--- START DATA PROVIDED ---

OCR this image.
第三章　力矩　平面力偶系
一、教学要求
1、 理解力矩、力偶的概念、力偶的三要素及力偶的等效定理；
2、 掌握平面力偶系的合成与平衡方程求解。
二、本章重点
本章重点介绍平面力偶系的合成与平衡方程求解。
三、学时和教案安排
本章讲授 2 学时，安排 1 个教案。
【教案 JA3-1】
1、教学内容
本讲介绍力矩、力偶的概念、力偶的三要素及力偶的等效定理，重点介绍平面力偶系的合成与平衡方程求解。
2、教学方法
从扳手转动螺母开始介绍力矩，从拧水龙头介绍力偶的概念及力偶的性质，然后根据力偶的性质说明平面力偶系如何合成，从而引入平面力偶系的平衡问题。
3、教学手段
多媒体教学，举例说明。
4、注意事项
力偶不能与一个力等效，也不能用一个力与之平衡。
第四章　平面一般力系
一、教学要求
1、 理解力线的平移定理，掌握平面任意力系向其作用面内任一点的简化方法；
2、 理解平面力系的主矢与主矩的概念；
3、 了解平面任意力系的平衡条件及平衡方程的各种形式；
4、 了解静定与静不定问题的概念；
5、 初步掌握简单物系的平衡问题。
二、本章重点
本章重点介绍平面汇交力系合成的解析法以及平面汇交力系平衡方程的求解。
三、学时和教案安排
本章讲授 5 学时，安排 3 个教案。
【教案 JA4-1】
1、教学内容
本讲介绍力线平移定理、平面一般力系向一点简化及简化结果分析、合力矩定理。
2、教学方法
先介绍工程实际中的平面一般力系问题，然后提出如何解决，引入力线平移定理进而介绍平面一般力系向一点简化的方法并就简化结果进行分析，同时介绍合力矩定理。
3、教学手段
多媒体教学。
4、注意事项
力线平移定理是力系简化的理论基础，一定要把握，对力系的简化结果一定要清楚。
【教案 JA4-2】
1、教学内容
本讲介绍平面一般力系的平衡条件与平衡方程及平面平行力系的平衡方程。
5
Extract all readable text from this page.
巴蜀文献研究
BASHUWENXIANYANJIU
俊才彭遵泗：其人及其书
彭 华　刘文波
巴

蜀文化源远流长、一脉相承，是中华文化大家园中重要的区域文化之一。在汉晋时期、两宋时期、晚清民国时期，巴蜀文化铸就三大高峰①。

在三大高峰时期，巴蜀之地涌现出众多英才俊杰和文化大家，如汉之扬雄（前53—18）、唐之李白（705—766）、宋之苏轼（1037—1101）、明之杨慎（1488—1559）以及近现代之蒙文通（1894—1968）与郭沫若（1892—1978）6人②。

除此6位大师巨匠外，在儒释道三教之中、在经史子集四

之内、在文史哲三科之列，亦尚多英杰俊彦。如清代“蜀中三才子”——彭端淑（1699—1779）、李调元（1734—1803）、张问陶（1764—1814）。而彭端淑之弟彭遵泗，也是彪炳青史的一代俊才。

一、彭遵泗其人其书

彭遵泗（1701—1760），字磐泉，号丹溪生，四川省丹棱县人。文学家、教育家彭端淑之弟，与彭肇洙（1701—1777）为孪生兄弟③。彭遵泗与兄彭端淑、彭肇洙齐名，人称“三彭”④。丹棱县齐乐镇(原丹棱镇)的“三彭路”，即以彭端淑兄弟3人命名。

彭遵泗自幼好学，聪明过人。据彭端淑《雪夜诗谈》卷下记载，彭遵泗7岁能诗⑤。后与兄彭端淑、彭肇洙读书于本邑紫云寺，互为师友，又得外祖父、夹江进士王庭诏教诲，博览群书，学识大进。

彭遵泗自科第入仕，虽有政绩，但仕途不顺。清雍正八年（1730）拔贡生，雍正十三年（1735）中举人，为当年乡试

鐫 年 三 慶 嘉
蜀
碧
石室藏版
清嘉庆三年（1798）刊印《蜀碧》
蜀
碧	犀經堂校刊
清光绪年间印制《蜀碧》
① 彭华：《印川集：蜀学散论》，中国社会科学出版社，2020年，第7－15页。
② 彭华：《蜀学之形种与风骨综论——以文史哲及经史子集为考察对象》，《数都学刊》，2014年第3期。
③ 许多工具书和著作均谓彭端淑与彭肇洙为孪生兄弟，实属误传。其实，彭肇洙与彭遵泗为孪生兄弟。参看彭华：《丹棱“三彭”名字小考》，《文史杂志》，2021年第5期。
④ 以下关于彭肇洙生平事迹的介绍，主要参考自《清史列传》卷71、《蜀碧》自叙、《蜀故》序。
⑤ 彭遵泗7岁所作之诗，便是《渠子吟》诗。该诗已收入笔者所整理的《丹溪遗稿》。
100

--- END DATA PROVIDED ---

## TASK GOAL
Output all of the material exactly as written.

## OUTPUT OF THE TASK
OCR this image.
第三章　力矩　平面力偶系
一、教学要求
1、 理解力矩、力偶的概念、力偶的三要素及力偶的等效定理；
2、 掌握平面力偶系的合成与平衡方程求解。
二、本章重点
本章重点介绍平面力偶系的合成与平衡方程求解。
三、学时和教案安排
本章讲授 2 学时，安排 1 个教案。
【教案 JA3-1】
1、教学内容
本讲介绍力矩、力偶的概念、力偶的三要素及力偶的等效定理，重点介绍平面力偶系的合成与平衡方程求解。
2、教学方法
从扳手转动螺母开始介绍力矩，从拧水龙头介绍力偶的概念及力偶的性质，然后根据力偶的性质说明平面力偶系如何合成，从而引入平面力偶系的平衡问题。
3、教学手段
多媒体教学，举例说明。
4、注意事项
力偶不能与一个力等效，也不能用一个力与之平衡。
第四章　平面一般力系
一、教学要求
1、 理解力线的平移定理，掌握平面任意力系向其作用面内任一点的简化方法；
2、 理解平面力系的主矢与主矩的概念；
3、 了解平面任意力系的平衡条件及平衡方程的各种形式；
4、 了解静定与静不定问题的概念；
5、 初步掌握简单物系的平衡问题。
二、本章重点
本章重点介绍平面汇交力系合成的解析法以及平面汇交力系平衡方程的求解。
三、学时和教案安排
本章讲授 5 学时，安排 3 个教案。
【教案 JA4-1】
1、教学内容
本讲介绍力线平移定理、平面一般力系向一点简化及简化结果分析、合力矩定理。
2、教学方法
先介绍工程实际中的平面一般力系问题，然后提出如何解决，引入力线平移定理进而介绍平面一般力系向一点简化的方法并就简化结果进行分析，同时介绍合力矩定理。
3、教学手段
多媒体教学。
4、注意事项
力线平移定理是力系简化的理论基础，一定要把握，对力系的简化结果一定要清楚。
【教案 JA4-2】
1、教学内容
本讲介绍平面一般力系的平衡条件与平衡方程及平面平行力系的平衡方程。
5
Extract all readable text from this page.
巴蜀文献研究
BASHUWENXIANYANJIU
俊才彭遵泗：其人及其书
彭 华　刘文波
巴

蜀文化源远流长、一脉相承，是中华文化大家园中重要的区域文化之一。在汉晋时期、两宋时期、晚清民国时期，巴蜀文化铸就三大高峰①。

在三大高峰时期，巴蜀之地涌现出众多英才俊杰和文化大家，如汉之扬雄（前53—18）、唐之李白（705—766）、宋之苏轼（1037—1101）、明之杨慎（1488—1559）以及近现代之蒙文通（1894—1968）与郭沫若（1892—1978）6人②。

除此6位大师巨匠外，在儒释道三教之中、在经史子集四

之内、在文史哲三科之列，亦尚多英杰俊彦。如清代“蜀中三才子”——彭端淑（1699—1779）、李调元（1734—1803）、张问陶（1764—1814）。而彭端淑之弟彭遵泗，也是彪炳青史的一代俊才。

一、彭遵泗其人其书

彭遵泗（1701—1760），字磐泉，号丹溪生，四川省丹棱县人。文学家、教育家彭端淑之弟，与彭肇洙（1701—1777）为孪生兄弟③。彭遵泗与兄彭端淑、彭肇洙齐名，人称“三彭”④。丹棱县齐乐镇(原丹棱镇)的“三彭路”，即以彭端淑兄弟3人命名。

彭遵泗自幼好学，聪明过人。据彭端淑《雪夜诗谈》卷下记载，彭遵泗7岁能诗⑤。后与兄彭端淑、彭肇洙读书于本邑紫云寺，互为师友，又得外祖父、夹江进士王庭诏教诲，博览群书，学识大进。

彭遵泗自科第入仕，虽有政绩，但仕途不顺。清雍正八年（1730）拔贡生，雍正十三年（1735）中举人，为当年乡试

鐫 年 三 慶 嘉
蜀
碧
石室藏版
清嘉庆三年（1798）刊印《蜀碧》
蜀
碧	犀經堂校刊
清光绪年间印制《蜀碧》
① 彭华：《印川集：蜀学散论》，中国社会科学出版社，2020年，第7－15页。
② 彭华：《蜀学之形种与风骨综论——以文史哲及经史子集为考察对象》，《数都学刊》，2014年第3期。
③ 许多工具书和著作均谓彭端淑与彭肇洙为孪生兄弟，实属误传。其实，彭肇洙与彭遵泗为孪生兄弟。参看彭华：《丹棱“三彭”名字小考》，《文史杂志》，2021年第5期。
④ 以下关于彭肇洙生平事迹的介绍，主要参考自《清史列传》卷71、《蜀碧》自叙、《蜀故》序。
⑤ 彭遵泗7岁所作之诗，便是《渠子吟》诗。该诗已收入笔者所整理的《丹溪遗稿》。
100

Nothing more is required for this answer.